Your reply should be a single number: how many lines contain the string "необходимо".
◇ ◇ ◇ ◇ ◇
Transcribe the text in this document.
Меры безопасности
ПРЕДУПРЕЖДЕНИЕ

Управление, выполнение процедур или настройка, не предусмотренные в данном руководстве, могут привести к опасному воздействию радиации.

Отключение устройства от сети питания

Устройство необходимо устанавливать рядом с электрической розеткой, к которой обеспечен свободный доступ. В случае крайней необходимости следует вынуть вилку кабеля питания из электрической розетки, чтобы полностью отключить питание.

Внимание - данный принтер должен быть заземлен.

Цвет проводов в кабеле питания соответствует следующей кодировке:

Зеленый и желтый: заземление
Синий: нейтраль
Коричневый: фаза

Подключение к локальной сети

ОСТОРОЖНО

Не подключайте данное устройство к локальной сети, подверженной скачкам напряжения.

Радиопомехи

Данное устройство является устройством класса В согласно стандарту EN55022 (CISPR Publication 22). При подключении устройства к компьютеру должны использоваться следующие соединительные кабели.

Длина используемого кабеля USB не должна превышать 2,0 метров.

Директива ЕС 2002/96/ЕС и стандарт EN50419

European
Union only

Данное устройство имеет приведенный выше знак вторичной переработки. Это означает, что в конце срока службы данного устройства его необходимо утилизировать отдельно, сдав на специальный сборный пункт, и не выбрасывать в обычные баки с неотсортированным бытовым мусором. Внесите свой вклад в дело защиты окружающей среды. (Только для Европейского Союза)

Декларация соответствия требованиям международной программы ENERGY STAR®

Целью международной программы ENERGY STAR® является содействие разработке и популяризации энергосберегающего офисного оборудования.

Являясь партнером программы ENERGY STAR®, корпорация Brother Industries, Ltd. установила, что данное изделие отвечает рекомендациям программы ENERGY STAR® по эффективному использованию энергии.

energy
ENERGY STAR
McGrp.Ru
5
◇ ◇ ◇ ◇ ◇
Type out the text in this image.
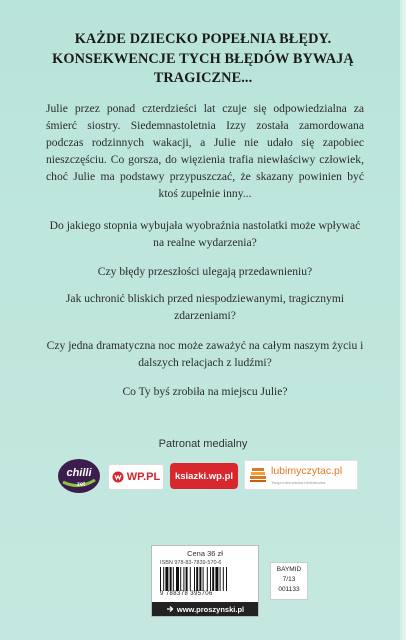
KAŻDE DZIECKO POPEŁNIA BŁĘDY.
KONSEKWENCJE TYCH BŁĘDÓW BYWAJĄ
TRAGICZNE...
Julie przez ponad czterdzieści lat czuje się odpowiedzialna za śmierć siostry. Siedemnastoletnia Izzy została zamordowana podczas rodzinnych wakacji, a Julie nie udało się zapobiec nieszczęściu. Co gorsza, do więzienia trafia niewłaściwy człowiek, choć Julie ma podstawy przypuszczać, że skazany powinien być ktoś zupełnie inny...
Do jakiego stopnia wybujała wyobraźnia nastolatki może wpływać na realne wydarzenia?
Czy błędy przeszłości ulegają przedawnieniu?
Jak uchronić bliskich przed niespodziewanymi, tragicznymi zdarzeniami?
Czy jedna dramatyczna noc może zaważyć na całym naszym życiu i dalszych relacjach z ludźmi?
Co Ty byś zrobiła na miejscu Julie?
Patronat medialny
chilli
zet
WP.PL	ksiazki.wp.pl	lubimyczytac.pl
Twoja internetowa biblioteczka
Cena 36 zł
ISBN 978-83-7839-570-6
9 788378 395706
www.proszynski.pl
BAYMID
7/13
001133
◇ ◇ ◇ ◇ ◇
*OUTPUT OF THE EXERCISE*. 2